• **SUPPLIED DATA**
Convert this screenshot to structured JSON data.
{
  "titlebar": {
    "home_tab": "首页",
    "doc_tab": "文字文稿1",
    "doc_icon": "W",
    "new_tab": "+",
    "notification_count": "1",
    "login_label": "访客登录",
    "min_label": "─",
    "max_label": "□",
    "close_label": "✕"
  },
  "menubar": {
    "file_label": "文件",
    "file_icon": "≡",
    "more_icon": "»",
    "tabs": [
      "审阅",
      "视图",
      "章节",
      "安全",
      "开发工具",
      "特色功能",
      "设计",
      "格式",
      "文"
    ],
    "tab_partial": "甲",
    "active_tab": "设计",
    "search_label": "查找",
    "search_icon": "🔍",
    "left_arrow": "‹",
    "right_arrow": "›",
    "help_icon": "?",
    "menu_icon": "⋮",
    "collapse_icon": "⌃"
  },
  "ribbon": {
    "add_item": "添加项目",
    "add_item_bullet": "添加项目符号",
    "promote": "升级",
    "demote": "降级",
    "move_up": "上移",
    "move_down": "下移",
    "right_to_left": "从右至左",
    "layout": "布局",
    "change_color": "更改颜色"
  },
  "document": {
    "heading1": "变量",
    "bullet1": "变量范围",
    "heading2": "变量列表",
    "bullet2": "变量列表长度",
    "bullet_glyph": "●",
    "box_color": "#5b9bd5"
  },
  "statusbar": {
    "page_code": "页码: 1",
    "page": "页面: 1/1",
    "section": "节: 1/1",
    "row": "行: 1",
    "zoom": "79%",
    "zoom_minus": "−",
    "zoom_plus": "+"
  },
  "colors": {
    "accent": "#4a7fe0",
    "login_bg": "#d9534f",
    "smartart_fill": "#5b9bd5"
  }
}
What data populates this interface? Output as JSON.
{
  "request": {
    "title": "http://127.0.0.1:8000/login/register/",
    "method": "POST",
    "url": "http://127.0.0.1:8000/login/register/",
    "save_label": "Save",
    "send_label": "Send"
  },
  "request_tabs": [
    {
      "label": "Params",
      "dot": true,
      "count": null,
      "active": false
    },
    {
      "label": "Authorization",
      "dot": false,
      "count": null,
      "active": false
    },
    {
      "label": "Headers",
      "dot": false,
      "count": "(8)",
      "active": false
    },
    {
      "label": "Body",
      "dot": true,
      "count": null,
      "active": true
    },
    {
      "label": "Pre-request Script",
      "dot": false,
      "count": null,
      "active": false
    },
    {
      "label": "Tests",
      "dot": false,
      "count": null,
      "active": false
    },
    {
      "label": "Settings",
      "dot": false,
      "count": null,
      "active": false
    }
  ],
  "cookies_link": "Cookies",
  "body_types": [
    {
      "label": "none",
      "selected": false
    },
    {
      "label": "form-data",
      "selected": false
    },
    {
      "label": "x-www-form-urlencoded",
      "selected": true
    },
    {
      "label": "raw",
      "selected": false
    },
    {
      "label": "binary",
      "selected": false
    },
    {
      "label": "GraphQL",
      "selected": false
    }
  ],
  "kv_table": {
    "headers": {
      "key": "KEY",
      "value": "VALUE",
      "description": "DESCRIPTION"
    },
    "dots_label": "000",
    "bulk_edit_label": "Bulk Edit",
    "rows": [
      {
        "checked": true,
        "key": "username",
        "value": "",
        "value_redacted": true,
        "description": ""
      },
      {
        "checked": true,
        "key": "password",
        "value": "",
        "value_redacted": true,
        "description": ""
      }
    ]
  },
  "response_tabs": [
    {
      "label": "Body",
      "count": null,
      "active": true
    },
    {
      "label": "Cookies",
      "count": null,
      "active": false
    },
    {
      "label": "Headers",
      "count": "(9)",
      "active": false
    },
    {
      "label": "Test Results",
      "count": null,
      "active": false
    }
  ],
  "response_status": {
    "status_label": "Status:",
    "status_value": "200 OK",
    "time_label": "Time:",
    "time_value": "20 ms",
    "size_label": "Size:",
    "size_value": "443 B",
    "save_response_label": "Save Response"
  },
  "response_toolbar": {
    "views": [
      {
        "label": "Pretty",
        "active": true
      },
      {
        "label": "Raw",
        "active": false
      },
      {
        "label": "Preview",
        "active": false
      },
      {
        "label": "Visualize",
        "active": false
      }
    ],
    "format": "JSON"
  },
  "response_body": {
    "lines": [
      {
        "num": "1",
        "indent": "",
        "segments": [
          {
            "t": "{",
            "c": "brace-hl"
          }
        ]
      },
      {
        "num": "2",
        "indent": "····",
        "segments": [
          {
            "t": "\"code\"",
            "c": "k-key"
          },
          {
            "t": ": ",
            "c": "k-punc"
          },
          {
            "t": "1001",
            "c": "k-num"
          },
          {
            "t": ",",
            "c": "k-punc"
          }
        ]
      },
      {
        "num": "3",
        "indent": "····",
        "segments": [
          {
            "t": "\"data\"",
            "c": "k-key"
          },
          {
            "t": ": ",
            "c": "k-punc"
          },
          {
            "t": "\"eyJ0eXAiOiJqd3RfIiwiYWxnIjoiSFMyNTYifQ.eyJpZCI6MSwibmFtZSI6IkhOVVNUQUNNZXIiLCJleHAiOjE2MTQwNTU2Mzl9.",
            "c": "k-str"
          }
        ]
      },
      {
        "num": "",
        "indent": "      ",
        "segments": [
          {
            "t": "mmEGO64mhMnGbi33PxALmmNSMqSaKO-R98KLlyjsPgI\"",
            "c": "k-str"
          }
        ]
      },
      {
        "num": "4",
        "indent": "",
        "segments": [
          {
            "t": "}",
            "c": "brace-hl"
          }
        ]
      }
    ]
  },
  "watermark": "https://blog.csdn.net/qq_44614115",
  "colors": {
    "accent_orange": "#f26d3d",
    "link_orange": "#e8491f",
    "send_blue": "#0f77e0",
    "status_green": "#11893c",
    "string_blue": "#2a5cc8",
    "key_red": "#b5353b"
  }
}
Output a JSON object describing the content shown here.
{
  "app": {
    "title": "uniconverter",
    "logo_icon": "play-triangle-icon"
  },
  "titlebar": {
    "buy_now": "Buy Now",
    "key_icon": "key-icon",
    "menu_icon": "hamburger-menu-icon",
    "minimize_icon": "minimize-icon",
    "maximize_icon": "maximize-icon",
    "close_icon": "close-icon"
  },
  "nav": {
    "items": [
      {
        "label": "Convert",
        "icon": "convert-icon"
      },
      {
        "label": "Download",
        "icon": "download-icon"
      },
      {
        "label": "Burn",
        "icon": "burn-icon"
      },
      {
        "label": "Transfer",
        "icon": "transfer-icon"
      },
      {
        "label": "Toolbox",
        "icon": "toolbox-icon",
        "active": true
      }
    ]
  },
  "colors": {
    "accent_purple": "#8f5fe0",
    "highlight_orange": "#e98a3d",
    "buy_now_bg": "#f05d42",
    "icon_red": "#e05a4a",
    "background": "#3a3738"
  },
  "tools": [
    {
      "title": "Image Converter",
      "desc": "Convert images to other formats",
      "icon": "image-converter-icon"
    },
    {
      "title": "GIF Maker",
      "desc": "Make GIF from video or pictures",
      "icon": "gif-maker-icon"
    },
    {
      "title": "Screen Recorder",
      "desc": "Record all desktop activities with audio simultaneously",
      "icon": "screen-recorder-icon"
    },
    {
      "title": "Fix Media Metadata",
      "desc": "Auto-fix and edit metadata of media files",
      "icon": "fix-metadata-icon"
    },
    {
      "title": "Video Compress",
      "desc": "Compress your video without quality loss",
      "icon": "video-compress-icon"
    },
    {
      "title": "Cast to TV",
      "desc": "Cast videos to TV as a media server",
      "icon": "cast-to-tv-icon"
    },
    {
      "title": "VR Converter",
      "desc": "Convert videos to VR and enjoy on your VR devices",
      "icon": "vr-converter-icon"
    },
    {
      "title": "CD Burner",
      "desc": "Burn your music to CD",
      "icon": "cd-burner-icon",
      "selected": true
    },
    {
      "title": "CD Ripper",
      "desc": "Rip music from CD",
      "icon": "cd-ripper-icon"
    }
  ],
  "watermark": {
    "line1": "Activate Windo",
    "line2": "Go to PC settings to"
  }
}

• **TASK PROMPT**
Look above for every line with the word "music" and copy it.

• **SOLUTION TO THIS PROBLEM**
      "desc": "Burn your music to CD",
      "desc": "Rip music from CD",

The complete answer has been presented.